Start Given entries

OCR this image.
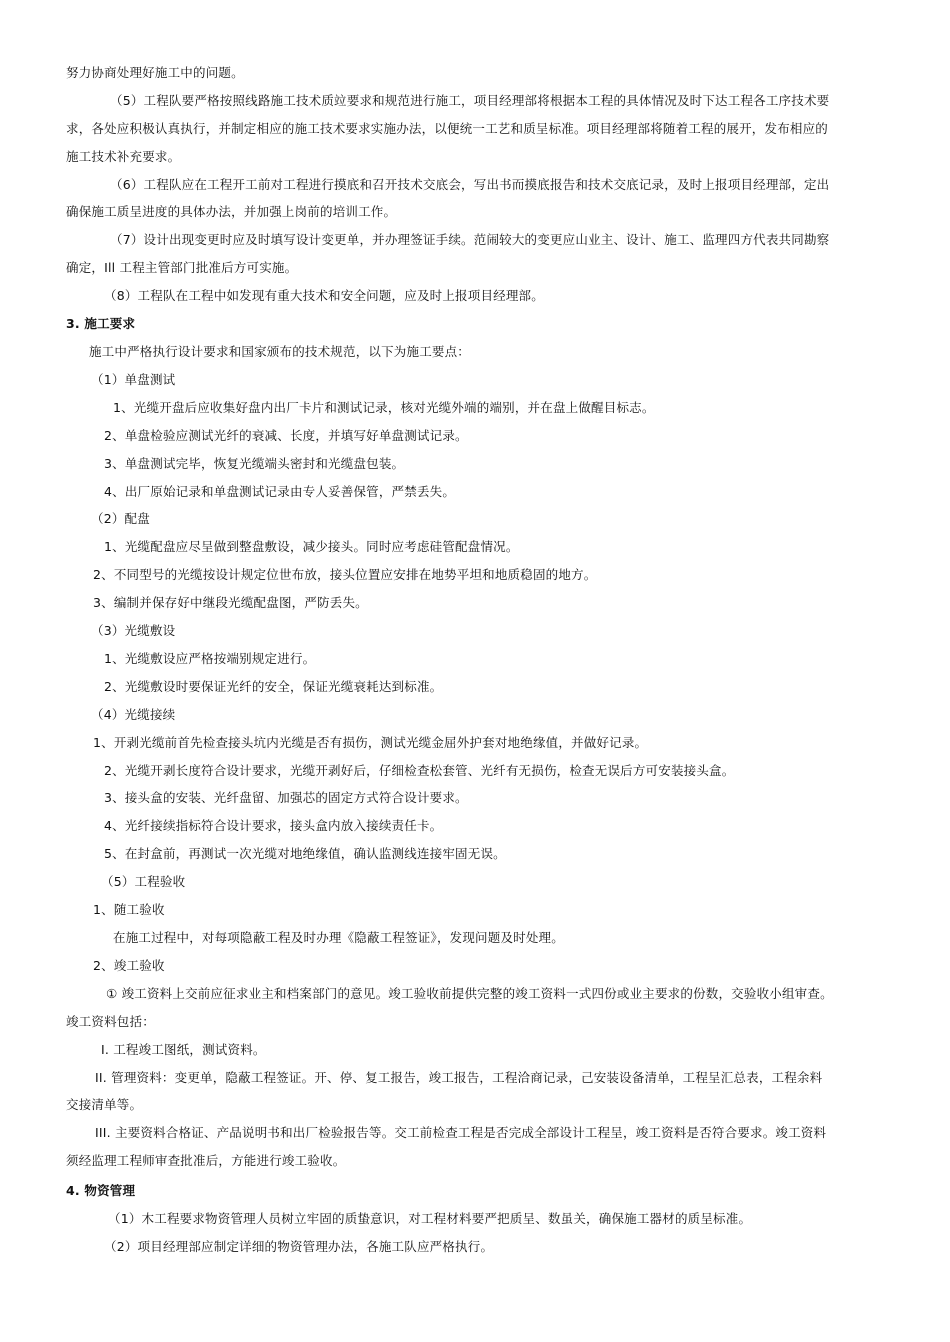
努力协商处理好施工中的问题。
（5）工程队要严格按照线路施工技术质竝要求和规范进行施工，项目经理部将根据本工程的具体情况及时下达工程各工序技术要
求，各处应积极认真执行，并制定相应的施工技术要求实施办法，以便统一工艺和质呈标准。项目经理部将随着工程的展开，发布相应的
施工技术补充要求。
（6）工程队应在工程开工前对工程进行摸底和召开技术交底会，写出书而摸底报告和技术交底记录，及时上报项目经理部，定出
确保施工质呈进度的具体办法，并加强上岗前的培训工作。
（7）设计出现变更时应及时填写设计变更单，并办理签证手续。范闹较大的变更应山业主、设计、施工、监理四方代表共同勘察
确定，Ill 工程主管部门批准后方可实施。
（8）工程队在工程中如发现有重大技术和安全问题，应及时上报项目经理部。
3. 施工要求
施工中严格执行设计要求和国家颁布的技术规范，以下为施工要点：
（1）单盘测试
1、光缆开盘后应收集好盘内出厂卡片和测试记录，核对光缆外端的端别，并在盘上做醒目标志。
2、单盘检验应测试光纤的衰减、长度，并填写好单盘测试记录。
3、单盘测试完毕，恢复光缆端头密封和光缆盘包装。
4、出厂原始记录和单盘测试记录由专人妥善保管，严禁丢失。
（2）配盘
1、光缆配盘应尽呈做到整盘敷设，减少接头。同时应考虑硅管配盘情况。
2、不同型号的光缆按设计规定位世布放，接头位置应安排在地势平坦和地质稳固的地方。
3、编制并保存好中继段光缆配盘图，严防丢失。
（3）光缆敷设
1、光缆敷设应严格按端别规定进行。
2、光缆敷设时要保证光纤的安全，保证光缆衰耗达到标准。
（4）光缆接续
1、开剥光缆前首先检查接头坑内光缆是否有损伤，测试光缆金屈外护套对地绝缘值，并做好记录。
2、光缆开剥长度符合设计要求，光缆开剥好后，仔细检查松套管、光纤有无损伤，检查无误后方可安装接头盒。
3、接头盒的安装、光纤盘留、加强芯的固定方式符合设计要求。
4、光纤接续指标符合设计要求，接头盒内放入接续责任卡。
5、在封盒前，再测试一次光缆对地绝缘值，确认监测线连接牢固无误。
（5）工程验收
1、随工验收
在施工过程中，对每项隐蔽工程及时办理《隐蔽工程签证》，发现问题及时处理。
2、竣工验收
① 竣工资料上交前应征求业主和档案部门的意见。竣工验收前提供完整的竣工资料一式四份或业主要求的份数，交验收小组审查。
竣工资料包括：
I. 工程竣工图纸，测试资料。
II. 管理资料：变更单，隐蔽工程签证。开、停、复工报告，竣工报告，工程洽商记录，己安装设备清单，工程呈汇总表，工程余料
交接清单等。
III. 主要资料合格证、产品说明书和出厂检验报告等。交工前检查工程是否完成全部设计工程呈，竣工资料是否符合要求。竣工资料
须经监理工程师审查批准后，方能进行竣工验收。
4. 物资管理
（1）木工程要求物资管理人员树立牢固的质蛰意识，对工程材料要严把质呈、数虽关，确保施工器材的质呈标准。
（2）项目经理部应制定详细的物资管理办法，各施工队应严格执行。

End Given entries

[Goal] With the pictures left out, transcribe the material exactly.

[Answer to the task]
OCR this image.
努力协商处理好施工中的问题。
（5）工程队要严格按照线路施工技术质竝要求和规范进行施工，项目经理部将根据本工程的具体情况及时下达工程各工序技术要
求，各处应积极认真执行，并制定相应的施工技术要求实施办法，以便统一工艺和质呈标准。项目经理部将随着工程的展开，发布相应的
施工技术补充要求。
（6）工程队应在工程开工前对工程进行摸底和召开技术交底会，写出书而摸底报告和技术交底记录，及时上报项目经理部，定出
确保施工质呈进度的具体办法，并加强上岗前的培训工作。
（7）设计出现变更时应及时填写设计变更单，并办理签证手续。范闹较大的变更应山业主、设计、施工、监理四方代表共同勘察
确定，Ill 工程主管部门批准后方可实施。
（8）工程队在工程中如发现有重大技术和安全问题，应及时上报项目经理部。
3. 施工要求
施工中严格执行设计要求和国家颁布的技术规范，以下为施工要点：
（1）单盘测试
1、光缆开盘后应收集好盘内出厂卡片和测试记录，核对光缆外端的端别，并在盘上做醒目标志。
2、单盘检验应测试光纤的衰减、长度，并填写好单盘测试记录。
3、单盘测试完毕，恢复光缆端头密封和光缆盘包装。
4、出厂原始记录和单盘测试记录由专人妥善保管，严禁丢失。
（2）配盘
1、光缆配盘应尽呈做到整盘敷设，减少接头。同时应考虑硅管配盘情况。
2、不同型号的光缆按设计规定位世布放，接头位置应安排在地势平坦和地质稳固的地方。
3、编制并保存好中继段光缆配盘图，严防丢失。
（3）光缆敷设
1、光缆敷设应严格按端别规定进行。
2、光缆敷设时要保证光纤的安全，保证光缆衰耗达到标准。
（4）光缆接续
1、开剥光缆前首先检查接头坑内光缆是否有损伤，测试光缆金屈外护套对地绝缘值，并做好记录。
2、光缆开剥长度符合设计要求，光缆开剥好后，仔细检查松套管、光纤有无损伤，检查无误后方可安装接头盒。
3、接头盒的安装、光纤盘留、加强芯的固定方式符合设计要求。
4、光纤接续指标符合设计要求，接头盒内放入接续责任卡。
5、在封盒前，再测试一次光缆对地绝缘值，确认监测线连接牢固无误。
（5）工程验收
1、随工验收
在施工过程中，对每项隐蔽工程及时办理《隐蔽工程签证》，发现问题及时处理。
2、竣工验收
① 竣工资料上交前应征求业主和档案部门的意见。竣工验收前提供完整的竣工资料一式四份或业主要求的份数，交验收小组审查。
竣工资料包括：
I. 工程竣工图纸，测试资料。
II. 管理资料：变更单，隐蔽工程签证。开、停、复工报告，竣工报告，工程洽商记录，己安装设备清单，工程呈汇总表，工程余料
交接清单等。
III. 主要资料合格证、产品说明书和出厂检验报告等。交工前检查工程是否完成全部设计工程呈，竣工资料是否符合要求。竣工资料
须经监理工程师审查批准后，方能进行竣工验收。
4. 物资管理
（1）木工程要求物资管理人员树立牢固的质蛰意识，对工程材料要严把质呈、数虽关，确保施工器材的质呈标准。
（2）项目经理部应制定详细的物资管理办法，各施工队应严格执行。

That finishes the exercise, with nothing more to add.